#### Task
Print all entries precisely as they are written.

··· Given data

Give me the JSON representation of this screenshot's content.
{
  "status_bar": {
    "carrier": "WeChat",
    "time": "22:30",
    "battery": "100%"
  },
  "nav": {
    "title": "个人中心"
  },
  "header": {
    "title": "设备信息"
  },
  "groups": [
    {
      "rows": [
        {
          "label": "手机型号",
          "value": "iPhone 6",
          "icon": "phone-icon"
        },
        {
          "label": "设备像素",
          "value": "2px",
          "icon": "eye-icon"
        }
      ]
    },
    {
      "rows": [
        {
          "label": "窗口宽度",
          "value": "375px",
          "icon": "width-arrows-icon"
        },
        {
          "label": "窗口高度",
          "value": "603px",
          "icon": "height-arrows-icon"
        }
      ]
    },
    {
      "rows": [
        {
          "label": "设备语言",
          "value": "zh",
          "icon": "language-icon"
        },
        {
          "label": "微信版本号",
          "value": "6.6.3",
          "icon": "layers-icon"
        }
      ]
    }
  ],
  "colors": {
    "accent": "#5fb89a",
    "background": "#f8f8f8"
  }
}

······

#### Task answer
Give me the JSON representation of this screenshot's content.
{
  "status_bar": {
    "carrier": "WeChat",
    "time": "22:30",
    "battery": "100%"
  },
  "nav": {
    "title": "个人中心"
  },
  "header": {
    "title": "设备信息"
  },
  "groups": [
    {
      "rows": [
        {
          "label": "手机型号",
          "value": "iPhone 6",
          "icon": "phone-icon"
        },
        {
          "label": "设备像素",
          "value": "2px",
          "icon": "eye-icon"
        }
      ]
    },
    {
      "rows": [
        {
          "label": "窗口宽度",
          "value": "375px",
          "icon": "width-arrows-icon"
        },
        {
          "label": "窗口高度",
          "value": "603px",
          "icon": "height-arrows-icon"
        }
      ]
    },
    {
      "rows": [
        {
          "label": "设备语言",
          "value": "zh",
          "icon": "language-icon"
        },
        {
          "label": "微信版本号",
          "value": "6.6.3",
          "icon": "layers-icon"
        }
      ]
    }
  ],
  "colors": {
    "accent": "#5fb89a",
    "background": "#f8f8f8"
  }
}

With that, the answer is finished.